> [DATA LISTING]:
_ _ _ _ _ _ _

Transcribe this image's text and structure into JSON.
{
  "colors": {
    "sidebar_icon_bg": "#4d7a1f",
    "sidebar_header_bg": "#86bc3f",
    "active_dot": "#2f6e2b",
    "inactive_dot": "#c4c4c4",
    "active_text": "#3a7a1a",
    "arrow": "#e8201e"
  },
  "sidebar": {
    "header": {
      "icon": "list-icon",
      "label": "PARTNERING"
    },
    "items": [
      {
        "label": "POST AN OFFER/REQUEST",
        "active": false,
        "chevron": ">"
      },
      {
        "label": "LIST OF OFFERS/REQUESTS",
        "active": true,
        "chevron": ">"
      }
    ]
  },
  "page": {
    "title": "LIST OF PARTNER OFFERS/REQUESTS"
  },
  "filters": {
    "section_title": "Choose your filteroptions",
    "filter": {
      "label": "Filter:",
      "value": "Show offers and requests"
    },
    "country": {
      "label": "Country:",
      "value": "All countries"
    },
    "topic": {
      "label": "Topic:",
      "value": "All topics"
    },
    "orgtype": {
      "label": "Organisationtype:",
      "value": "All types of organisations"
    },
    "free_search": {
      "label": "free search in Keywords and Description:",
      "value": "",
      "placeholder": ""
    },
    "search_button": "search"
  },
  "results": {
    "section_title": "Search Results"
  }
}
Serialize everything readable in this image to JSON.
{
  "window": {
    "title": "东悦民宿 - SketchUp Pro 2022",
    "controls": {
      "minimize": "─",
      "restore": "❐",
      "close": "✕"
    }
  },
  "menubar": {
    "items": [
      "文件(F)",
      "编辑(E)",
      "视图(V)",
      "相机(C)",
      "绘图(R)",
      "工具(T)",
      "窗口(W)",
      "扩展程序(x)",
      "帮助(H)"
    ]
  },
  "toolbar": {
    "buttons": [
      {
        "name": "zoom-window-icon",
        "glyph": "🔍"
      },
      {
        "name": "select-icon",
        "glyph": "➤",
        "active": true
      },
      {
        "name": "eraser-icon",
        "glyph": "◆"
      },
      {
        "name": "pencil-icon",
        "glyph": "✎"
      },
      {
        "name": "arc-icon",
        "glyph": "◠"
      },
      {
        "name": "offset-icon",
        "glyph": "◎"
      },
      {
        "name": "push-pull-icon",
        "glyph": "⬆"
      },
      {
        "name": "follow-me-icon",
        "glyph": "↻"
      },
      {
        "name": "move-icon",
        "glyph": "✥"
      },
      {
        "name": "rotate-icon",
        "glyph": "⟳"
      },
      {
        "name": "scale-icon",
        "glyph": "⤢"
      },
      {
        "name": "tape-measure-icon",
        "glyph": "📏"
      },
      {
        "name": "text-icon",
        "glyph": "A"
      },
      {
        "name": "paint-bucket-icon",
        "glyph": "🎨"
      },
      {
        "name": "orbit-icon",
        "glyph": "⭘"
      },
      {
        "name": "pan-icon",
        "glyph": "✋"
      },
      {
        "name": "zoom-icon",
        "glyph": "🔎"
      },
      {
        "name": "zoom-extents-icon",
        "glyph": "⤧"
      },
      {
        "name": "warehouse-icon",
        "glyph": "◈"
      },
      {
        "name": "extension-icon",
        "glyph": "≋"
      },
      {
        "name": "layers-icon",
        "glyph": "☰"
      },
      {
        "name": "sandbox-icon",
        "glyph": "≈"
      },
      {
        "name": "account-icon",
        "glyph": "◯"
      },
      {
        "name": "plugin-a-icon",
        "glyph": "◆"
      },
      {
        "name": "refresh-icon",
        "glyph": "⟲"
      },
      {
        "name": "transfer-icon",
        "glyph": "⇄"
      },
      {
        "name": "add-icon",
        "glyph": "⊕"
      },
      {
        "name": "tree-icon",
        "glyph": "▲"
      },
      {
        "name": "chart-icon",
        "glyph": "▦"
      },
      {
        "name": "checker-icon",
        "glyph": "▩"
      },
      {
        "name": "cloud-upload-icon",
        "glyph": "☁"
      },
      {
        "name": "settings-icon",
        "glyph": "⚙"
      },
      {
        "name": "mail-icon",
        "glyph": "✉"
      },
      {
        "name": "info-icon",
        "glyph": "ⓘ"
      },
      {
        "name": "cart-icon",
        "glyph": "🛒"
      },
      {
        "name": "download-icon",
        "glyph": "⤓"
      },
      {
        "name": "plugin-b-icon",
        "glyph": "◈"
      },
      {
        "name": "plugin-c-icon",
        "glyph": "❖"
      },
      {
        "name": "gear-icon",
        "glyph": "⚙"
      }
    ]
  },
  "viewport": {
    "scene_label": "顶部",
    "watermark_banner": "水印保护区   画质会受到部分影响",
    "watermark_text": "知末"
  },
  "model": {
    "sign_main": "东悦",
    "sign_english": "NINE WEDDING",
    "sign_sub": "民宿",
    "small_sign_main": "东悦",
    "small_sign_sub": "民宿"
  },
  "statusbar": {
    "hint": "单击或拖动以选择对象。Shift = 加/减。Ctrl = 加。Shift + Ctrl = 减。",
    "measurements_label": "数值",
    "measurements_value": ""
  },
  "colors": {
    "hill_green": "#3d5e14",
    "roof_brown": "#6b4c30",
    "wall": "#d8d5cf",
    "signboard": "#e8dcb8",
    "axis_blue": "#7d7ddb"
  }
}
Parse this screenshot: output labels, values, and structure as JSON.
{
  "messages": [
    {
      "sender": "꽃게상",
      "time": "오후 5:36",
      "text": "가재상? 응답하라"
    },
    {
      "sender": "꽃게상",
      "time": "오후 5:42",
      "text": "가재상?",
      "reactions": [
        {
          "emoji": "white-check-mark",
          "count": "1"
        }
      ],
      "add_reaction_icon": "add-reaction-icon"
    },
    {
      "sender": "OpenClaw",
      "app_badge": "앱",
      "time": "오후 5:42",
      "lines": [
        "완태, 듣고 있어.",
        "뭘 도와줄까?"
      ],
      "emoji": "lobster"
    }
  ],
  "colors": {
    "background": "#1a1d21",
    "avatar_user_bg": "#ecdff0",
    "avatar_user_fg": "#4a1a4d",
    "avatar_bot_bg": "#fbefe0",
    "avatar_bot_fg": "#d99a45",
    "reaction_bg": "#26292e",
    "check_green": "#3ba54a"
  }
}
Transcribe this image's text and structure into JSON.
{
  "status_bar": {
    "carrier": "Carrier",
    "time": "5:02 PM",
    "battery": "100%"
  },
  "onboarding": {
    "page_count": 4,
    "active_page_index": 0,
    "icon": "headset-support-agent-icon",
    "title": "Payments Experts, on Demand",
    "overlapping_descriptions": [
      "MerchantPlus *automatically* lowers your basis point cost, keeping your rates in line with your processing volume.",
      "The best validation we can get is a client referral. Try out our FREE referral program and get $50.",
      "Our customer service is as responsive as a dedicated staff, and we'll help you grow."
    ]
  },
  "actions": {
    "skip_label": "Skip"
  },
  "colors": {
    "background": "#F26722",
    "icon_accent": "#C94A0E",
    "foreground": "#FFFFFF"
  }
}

_ _ _ _ _ _ _

> [WRITTEN INSTRUCTION]: Please reproduce each record precisely as written.

> [TASK ANSWER]:
Transcribe this image's text and structure into JSON.
{
  "colors": {
    "sidebar_icon_bg": "#4d7a1f",
    "sidebar_header_bg": "#86bc3f",
    "active_dot": "#2f6e2b",
    "inactive_dot": "#c4c4c4",
    "active_text": "#3a7a1a",
    "arrow": "#e8201e"
  },
  "sidebar": {
    "header": {
      "icon": "list-icon",
      "label": "PARTNERING"
    },
    "items": [
      {
        "label": "POST AN OFFER/REQUEST",
        "active": false,
        "chevron": ">"
      },
      {
        "label": "LIST OF OFFERS/REQUESTS",
        "active": true,
        "chevron": ">"
      }
    ]
  },
  "page": {
    "title": "LIST OF PARTNER OFFERS/REQUESTS"
  },
  "filters": {
    "section_title": "Choose your filteroptions",
    "filter": {
      "label": "Filter:",
      "value": "Show offers and requests"
    },
    "country": {
      "label": "Country:",
      "value": "All countries"
    },
    "topic": {
      "label": "Topic:",
      "value": "All topics"
    },
    "orgtype": {
      "label": "Organisationtype:",
      "value": "All types of organisations"
    },
    "free_search": {
      "label": "free search in Keywords and Description:",
      "value": "",
      "placeholder": ""
    },
    "search_button": "search"
  },
  "results": {
    "section_title": "Search Results"
  }
}
Serialize everything readable in this image to JSON.
{
  "window": {
    "title": "东悦民宿 - SketchUp Pro 2022",
    "controls": {
      "minimize": "─",
      "restore": "❐",
      "close": "✕"
    }
  },
  "menubar": {
    "items": [
      "文件(F)",
      "编辑(E)",
      "视图(V)",
      "相机(C)",
      "绘图(R)",
      "工具(T)",
      "窗口(W)",
      "扩展程序(x)",
      "帮助(H)"
    ]
  },
  "toolbar": {
    "buttons": [
      {
        "name": "zoom-window-icon",
        "glyph": "🔍"
      },
      {
        "name": "select-icon",
        "glyph": "➤",
        "active": true
      },
      {
        "name": "eraser-icon",
        "glyph": "◆"
      },
      {
        "name": "pencil-icon",
        "glyph": "✎"
      },
      {
        "name": "arc-icon",
        "glyph": "◠"
      },
      {
        "name": "offset-icon",
        "glyph": "◎"
      },
      {
        "name": "push-pull-icon",
        "glyph": "⬆"
      },
      {
        "name": "follow-me-icon",
        "glyph": "↻"
      },
      {
        "name": "move-icon",
        "glyph": "✥"
      },
      {
        "name": "rotate-icon",
        "glyph": "⟳"
      },
      {
        "name": "scale-icon",
        "glyph": "⤢"
      },
      {
        "name": "tape-measure-icon",
        "glyph": "📏"
      },
      {
        "name": "text-icon",
        "glyph": "A"
      },
      {
        "name": "paint-bucket-icon",
        "glyph": "🎨"
      },
      {
        "name": "orbit-icon",
        "glyph": "⭘"
      },
      {
        "name": "pan-icon",
        "glyph": "✋"
      },
      {
        "name": "zoom-icon",
        "glyph": "🔎"
      },
      {
        "name": "zoom-extents-icon",
        "glyph": "⤧"
      },
      {
        "name": "warehouse-icon",
        "glyph": "◈"
      },
      {
        "name": "extension-icon",
        "glyph": "≋"
      },
      {
        "name": "layers-icon",
        "glyph": "☰"
      },
      {
        "name": "sandbox-icon",
        "glyph": "≈"
      },
      {
        "name": "account-icon",
        "glyph": "◯"
      },
      {
        "name": "plugin-a-icon",
        "glyph": "◆"
      },
      {
        "name": "refresh-icon",
        "glyph": "⟲"
      },
      {
        "name": "transfer-icon",
        "glyph": "⇄"
      },
      {
        "name": "add-icon",
        "glyph": "⊕"
      },
      {
        "name": "tree-icon",
        "glyph": "▲"
      },
      {
        "name": "chart-icon",
        "glyph": "▦"
      },
      {
        "name": "checker-icon",
        "glyph": "▩"
      },
      {
        "name": "cloud-upload-icon",
        "glyph": "☁"
      },
      {
        "name": "settings-icon",
        "glyph": "⚙"
      },
      {
        "name": "mail-icon",
        "glyph": "✉"
      },
      {
        "name": "info-icon",
        "glyph": "ⓘ"
      },
      {
        "name": "cart-icon",
        "glyph": "🛒"
      },
      {
        "name": "download-icon",
        "glyph": "⤓"
      },
      {
        "name": "plugin-b-icon",
        "glyph": "◈"
      },
      {
        "name": "plugin-c-icon",
        "glyph": "❖"
      },
      {
        "name": "gear-icon",
        "glyph": "⚙"
      }
    ]
  },
  "viewport": {
    "scene_label": "顶部",
    "watermark_banner": "水印保护区   画质会受到部分影响",
    "watermark_text": "知末"
  },
  "model": {
    "sign_main": "东悦",
    "sign_english": "NINE WEDDING",
    "sign_sub": "民宿",
    "small_sign_main": "东悦",
    "small_sign_sub": "民宿"
  },
  "statusbar": {
    "hint": "单击或拖动以选择对象。Shift = 加/减。Ctrl = 加。Shift + Ctrl = 减。",
    "measurements_label": "数值",
    "measurements_value": ""
  },
  "colors": {
    "hill_green": "#3d5e14",
    "roof_brown": "#6b4c30",
    "wall": "#d8d5cf",
    "signboard": "#e8dcb8",
    "axis_blue": "#7d7ddb"
  }
}
Parse this screenshot: output labels, values, and structure as JSON.
{
  "messages": [
    {
      "sender": "꽃게상",
      "time": "오후 5:36",
      "text": "가재상? 응답하라"
    },
    {
      "sender": "꽃게상",
      "time": "오후 5:42",
      "text": "가재상?",
      "reactions": [
        {
          "emoji": "white-check-mark",
          "count": "1"
        }
      ],
      "add_reaction_icon": "add-reaction-icon"
    },
    {
      "sender": "OpenClaw",
      "app_badge": "앱",
      "time": "오후 5:42",
      "lines": [
        "완태, 듣고 있어.",
        "뭘 도와줄까?"
      ],
      "emoji": "lobster"
    }
  ],
  "colors": {
    "background": "#1a1d21",
    "avatar_user_bg": "#ecdff0",
    "avatar_user_fg": "#4a1a4d",
    "avatar_bot_bg": "#fbefe0",
    "avatar_bot_fg": "#d99a45",
    "reaction_bg": "#26292e",
    "check_green": "#3ba54a"
  }
}
Transcribe this image's text and structure into JSON.
{
  "status_bar": {
    "carrier": "Carrier",
    "time": "5:02 PM",
    "battery": "100%"
  },
  "onboarding": {
    "page_count": 4,
    "active_page_index": 0,
    "icon": "headset-support-agent-icon",
    "title": "Payments Experts, on Demand",
    "overlapping_descriptions": [
      "MerchantPlus *automatically* lowers your basis point cost, keeping your rates in line with your processing volume.",
      "The best validation we can get is a client referral. Try out our FREE referral program and get $50.",
      "Our customer service is as responsive as a dedicated staff, and we'll help you grow."
    ]
  },
  "actions": {
    "skip_label": "Skip"
  },
  "colors": {
    "background": "#F26722",
    "icon_accent": "#C94A0E",
    "foreground": "#FFFFFF"
  }
}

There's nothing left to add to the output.